EXTRAIT CHOISI:
======
Dans un futur indéterminé mais lointain. Quelque part au milieu de l’espace profond, la Station est une utopie, un rêve. Depuis des générations, des espèces venues des quatre coins de l’univers y mêlent leur destinée, vivant de l’exploitation minière des astéroïdes qu’elle capture. Dans ce lieu de refuge et de tolérance où la différence est la norme, les individus, « ces chimères » issues de millions d’hybridations, se définissent par leurs pourcentages génétiques, et incarnent l’idée même du vivre-ensemble. La vie y est rendue possible grâce à une prouesse technologique, un monstre d’ingénierie dont le fonctionnement est, avec le temps et les générations, devenu un mystère : les Paramètres, qui adaptent les facteurs environnementaux aux différentes contraintes physiologiques et morphologiques de chacun. Le confort n’est pas optimal, certes ; c’est le prix à payer pour faire communauté.
======
DOCUMENTS FOURNIS:
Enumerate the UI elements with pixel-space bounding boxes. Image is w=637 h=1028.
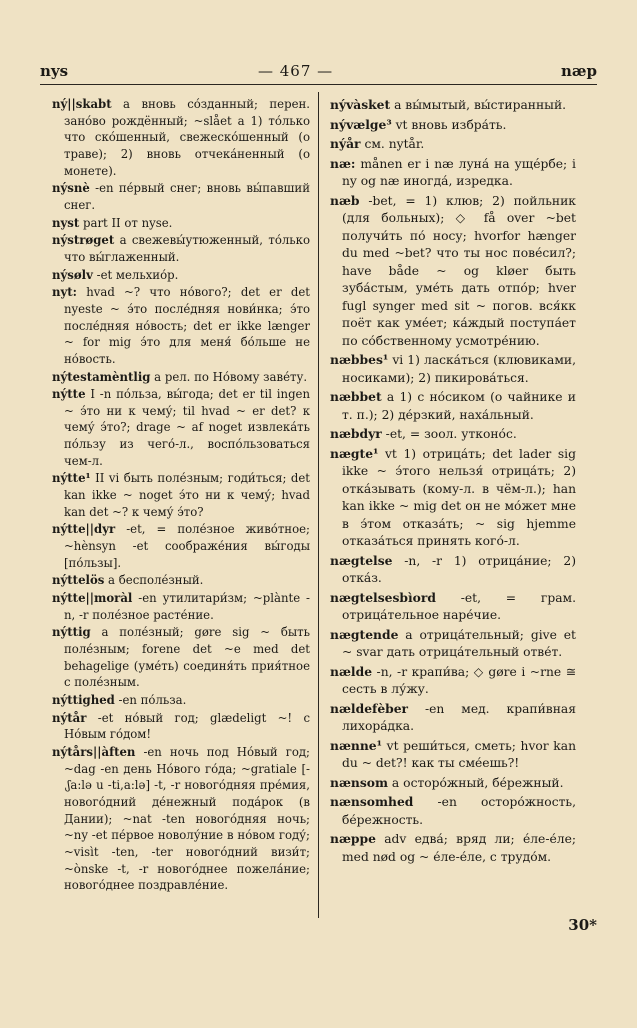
======
CONSIGNES DES EXERCICES:
**a.** Modifiez l'extrait choisi en recopiant le passage qui commence à "Dans un futur" et se termine à "pour faire communauté.", où vous remplacerez "Station" par "Citadelle".
**b.** Poursuivez le texte consacré à la Station après sa dernière phrase.

CORRIGÉ DES EXERCICES:
**a.**
Dans un futur indéterminé mais lointain. Quelque part au milieu de l’espace profond, la Citadelle est une utopie, un rêve. Depuis des générations, des espèces venues des quatre coins de l’univers y mêlent leur destinée, vivant de l’exploitation minière des astéroïdes qu’elle capture. Dans ce lieu de refuge et de tolérance où la différence est la norme, les individus, « ces chimères » issues de millions d’hybridations, se définissent par leurs pourcentages génétiques, et incarnent l’idée même du vivre-ensemble. La vie y est rendue possible grâce à une prouesse technologique, un monstre d’ingénierie dont le fonctionnement est, avec le temps et les générations, devenu un mystère : les Paramètres, qui adaptent les facteurs environnementaux aux différentes contraintes physiologiques et morphologiques de chacun. Le confort n’est pas optimal, certes ; c’est le prix à payer pour faire communauté.

**b.**
Mais l’idéal de la Station, ce melting-pot culturel et génétique, est menacé. Car il réveille les craintes d’une dissolution des espèces, entraînant des tentations de replis identitaires. Entre les Spéciens, favorables à un retour à une pureté de la race, et les Fusionnistes, chantres d’un métissage plus large encore, le conflit est inévitable. Et au milieu, une jeune femme, « Majo Humania », simple rouage anonyme parmi les Stationniens, dont les choix vont influencer le devenir de la Station et de ses habitants.
« Tu as lu Rossignol ? » Cette question, un ami amateur de science-fiction a dû me la poser une quinzaine de fois avant que je ne me décide à ouvrir enfin cette première novella d’Audrey Pleynet. Publié au Bélial’ en mai 2023, dans la prestigieuse et qualitative collection Une Heure-Lumière (UHL), ce court roman venait alors de recevoir début novembre le Prix des Utopiales, le festival international de science-fiction qui se tient chaque année à Nantes. D’Audrey Pleynet, je n’avais rien lu – ni son roman autopublié Noosphère (2017), ni son recueil de nouvelles Ellipses (2019), ni sa nouvelle « Encore cinq ans » publiée dans la revue Bifrost (2022).
Mais quelle découverte ! Car avec ce Rossignol aux accents poétiques si prometteurs, Audrey Pleynet livre un texte ramassé, un huis clos dense et exigeant mais néanmoins envoûtant.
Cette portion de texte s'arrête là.